_What you need to do_
Print each line exactly as it is given.

** BEGIN Source data **

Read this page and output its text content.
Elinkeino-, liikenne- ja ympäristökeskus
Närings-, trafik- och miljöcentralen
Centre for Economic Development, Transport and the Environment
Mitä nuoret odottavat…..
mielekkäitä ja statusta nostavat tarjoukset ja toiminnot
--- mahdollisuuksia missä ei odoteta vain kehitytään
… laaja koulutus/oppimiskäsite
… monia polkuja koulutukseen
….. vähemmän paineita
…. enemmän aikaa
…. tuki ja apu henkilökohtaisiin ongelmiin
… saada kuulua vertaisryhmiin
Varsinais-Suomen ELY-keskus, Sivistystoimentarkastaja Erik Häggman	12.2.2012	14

** END Source data **

_Full response_
Read this page and output its text content.
Elinkeino-, liikenne- ja ympäristökeskus
Närings-, trafik- och miljöcentralen
Centre for Economic Development, Transport and the Environment
Mitä nuoret odottavat…..
mielekkäitä ja statusta nostavat tarjoukset ja toiminnot
--- mahdollisuuksia missä ei odoteta vain kehitytään
… laaja koulutus/oppimiskäsite
… monia polkuja koulutukseen
….. vähemmän paineita
…. enemmän aikaa
…. tuki ja apu henkilökohtaisiin ongelmiin
… saada kuulua vertaisryhmiin
Varsinais-Suomen ELY-keskus, Sivistystoimentarkastaja Erik Häggman	12.2.2012	14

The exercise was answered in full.